Please copy all the lines that follow, word for word.

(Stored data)
-------
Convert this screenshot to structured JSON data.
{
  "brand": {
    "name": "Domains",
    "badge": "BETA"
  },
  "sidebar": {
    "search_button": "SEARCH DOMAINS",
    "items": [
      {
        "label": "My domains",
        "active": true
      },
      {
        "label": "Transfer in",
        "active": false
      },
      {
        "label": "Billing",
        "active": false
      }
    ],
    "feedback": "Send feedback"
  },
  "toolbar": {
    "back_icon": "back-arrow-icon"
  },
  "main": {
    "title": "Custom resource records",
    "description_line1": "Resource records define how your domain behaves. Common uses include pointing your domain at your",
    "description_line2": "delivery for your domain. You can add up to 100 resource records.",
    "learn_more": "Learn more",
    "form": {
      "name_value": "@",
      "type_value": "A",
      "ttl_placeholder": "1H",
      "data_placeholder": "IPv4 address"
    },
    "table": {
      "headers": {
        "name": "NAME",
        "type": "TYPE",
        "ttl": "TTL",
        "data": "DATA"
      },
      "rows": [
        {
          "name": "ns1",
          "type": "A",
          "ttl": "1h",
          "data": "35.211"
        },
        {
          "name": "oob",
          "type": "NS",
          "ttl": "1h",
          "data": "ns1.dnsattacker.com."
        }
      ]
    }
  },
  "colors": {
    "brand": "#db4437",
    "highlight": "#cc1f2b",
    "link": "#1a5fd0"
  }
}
-------
→ **Solution for this exercise**:
Convert this screenshot to structured JSON data.
{
  "brand": {
    "name": "Domains",
    "badge": "BETA"
  },
  "sidebar": {
    "search_button": "SEARCH DOMAINS",
    "items": [
      {
        "label": "My domains",
        "active": true
      },
      {
        "label": "Transfer in",
        "active": false
      },
      {
        "label": "Billing",
        "active": false
      }
    ],
    "feedback": "Send feedback"
  },
  "toolbar": {
    "back_icon": "back-arrow-icon"
  },
  "main": {
    "title": "Custom resource records",
    "description_line1": "Resource records define how your domain behaves. Common uses include pointing your domain at your",
    "description_line2": "delivery for your domain. You can add up to 100 resource records.",
    "learn_more": "Learn more",
    "form": {
      "name_value": "@",
      "type_value": "A",
      "ttl_placeholder": "1H",
      "data_placeholder": "IPv4 address"
    },
    "table": {
      "headers": {
        "name": "NAME",
        "type": "TYPE",
        "ttl": "TTL",
        "data": "DATA"
      },
      "rows": [
        {
          "name": "ns1",
          "type": "A",
          "ttl": "1h",
          "data": "35.211"
        },
        {
          "name": "oob",
          "type": "NS",
          "ttl": "1h",
          "data": "ns1.dnsattacker.com."
        }
      ]
    }
  },
  "colors": {
    "brand": "#db4437",
    "highlight": "#cc1f2b",
    "link": "#1a5fd0"
  }
}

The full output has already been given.